→ **Stated exercise**
Report all lines from the entries below in which "object" appears.

(Dataset records)
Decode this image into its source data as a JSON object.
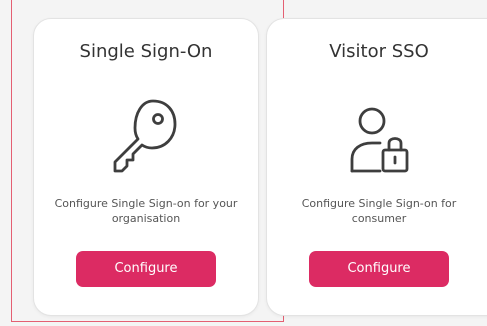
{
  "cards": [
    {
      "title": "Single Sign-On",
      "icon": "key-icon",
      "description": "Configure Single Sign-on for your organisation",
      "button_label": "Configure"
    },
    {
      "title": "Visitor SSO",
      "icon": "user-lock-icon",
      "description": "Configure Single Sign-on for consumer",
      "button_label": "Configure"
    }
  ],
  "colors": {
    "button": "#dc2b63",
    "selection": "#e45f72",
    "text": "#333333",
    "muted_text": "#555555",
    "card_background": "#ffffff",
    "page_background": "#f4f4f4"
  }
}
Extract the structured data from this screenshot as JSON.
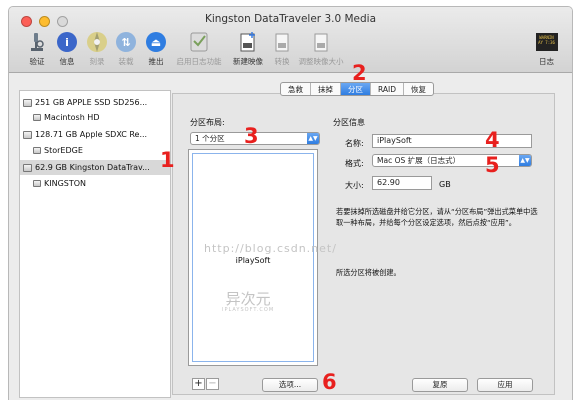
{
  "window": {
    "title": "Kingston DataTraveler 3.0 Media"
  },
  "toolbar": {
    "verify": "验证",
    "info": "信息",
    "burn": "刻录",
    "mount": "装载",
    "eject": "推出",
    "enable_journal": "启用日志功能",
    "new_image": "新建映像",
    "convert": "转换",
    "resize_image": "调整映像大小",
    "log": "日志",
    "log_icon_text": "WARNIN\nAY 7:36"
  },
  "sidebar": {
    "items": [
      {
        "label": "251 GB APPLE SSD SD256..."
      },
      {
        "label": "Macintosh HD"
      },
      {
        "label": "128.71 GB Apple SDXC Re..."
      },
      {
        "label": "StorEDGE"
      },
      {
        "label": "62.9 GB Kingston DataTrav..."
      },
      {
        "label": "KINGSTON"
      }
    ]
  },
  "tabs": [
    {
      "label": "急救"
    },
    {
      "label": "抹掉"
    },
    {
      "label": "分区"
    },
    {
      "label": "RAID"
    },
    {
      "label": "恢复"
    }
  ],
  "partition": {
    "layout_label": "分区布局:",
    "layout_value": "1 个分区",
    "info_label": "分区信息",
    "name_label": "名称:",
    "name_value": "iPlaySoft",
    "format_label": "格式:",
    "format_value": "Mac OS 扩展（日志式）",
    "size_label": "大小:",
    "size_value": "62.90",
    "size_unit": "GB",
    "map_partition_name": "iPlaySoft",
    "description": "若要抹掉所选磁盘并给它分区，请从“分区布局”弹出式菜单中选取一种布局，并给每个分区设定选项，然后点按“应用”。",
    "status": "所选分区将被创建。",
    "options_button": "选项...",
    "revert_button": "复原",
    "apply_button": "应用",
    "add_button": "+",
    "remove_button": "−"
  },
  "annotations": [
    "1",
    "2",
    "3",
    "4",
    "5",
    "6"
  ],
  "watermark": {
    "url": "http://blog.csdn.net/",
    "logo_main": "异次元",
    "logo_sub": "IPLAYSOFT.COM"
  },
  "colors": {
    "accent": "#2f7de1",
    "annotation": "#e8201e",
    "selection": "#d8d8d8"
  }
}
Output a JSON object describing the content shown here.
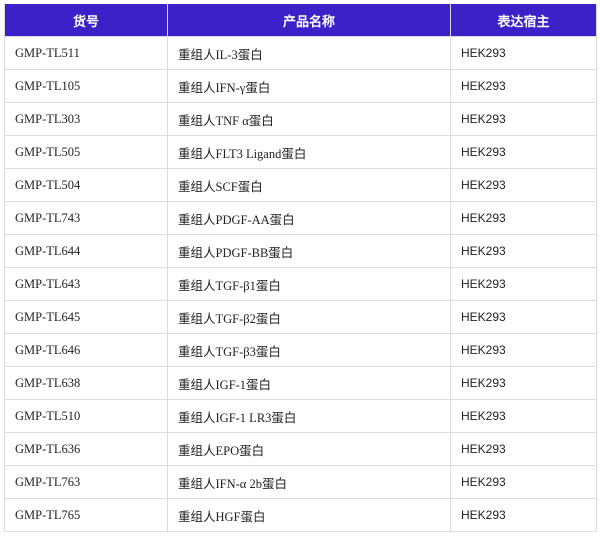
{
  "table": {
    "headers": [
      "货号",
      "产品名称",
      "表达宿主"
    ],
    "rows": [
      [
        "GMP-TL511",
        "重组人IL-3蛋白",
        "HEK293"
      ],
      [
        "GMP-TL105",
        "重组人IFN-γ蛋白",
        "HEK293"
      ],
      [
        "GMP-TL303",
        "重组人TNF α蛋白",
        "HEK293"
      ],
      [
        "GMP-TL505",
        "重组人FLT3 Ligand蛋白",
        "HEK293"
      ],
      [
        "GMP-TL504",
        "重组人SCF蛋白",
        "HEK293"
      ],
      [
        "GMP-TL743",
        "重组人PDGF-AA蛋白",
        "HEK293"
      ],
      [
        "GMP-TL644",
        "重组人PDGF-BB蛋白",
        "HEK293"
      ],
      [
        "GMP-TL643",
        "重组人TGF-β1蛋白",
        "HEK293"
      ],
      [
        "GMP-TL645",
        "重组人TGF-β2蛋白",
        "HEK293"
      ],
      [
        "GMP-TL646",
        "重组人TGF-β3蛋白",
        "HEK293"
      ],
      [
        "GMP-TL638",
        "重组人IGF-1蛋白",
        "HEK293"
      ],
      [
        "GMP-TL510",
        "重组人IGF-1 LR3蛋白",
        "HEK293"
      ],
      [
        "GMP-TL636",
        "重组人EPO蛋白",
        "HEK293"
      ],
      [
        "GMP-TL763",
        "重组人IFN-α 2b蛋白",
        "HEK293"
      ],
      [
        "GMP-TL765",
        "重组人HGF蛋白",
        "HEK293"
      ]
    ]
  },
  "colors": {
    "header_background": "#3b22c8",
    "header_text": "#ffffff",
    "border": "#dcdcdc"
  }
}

→ **Worked solution**
Decode this image into its source data as a JSON object.
Output a JSON object describing the content shown here.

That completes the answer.